• _EXTRACTED DATA_

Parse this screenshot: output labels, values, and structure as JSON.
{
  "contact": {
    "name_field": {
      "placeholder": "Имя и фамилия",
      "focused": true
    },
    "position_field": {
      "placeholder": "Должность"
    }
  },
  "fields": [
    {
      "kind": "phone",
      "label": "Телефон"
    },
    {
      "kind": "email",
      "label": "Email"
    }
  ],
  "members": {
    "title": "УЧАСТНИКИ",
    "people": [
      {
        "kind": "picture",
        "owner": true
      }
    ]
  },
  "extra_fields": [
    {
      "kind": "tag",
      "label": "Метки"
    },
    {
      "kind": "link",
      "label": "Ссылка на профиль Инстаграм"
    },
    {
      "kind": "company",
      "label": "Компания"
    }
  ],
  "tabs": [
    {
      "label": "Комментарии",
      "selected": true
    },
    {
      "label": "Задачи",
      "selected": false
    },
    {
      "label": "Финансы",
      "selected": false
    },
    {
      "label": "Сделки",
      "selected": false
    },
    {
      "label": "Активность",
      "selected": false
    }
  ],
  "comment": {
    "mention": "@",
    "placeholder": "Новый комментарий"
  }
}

• _DIRECTIVE_
Go through the data and return every record exactly.

• _COMPLETED TASK_
Parse this screenshot: output labels, values, and structure as JSON.
{
  "contact": {
    "name_field": {
      "placeholder": "Имя и фамилия",
      "focused": true
    },
    "position_field": {
      "placeholder": "Должность"
    }
  },
  "fields": [
    {
      "kind": "phone",
      "label": "Телефон"
    },
    {
      "kind": "email",
      "label": "Email"
    }
  ],
  "members": {
    "title": "УЧАСТНИКИ",
    "people": [
      {
        "kind": "picture",
        "owner": true
      }
    ]
  },
  "extra_fields": [
    {
      "kind": "tag",
      "label": "Метки"
    },
    {
      "kind": "link",
      "label": "Ссылка на профиль Инстаграм"
    },
    {
      "kind": "company",
      "label": "Компания"
    }
  ],
  "tabs": [
    {
      "label": "Комментарии",
      "selected": true
    },
    {
      "label": "Задачи",
      "selected": false
    },
    {
      "label": "Финансы",
      "selected": false
    },
    {
      "label": "Сделки",
      "selected": false
    },
    {
      "label": "Активность",
      "selected": false
    }
  ],
  "comment": {
    "mention": "@",
    "placeholder": "Новый комментарий"
  }
}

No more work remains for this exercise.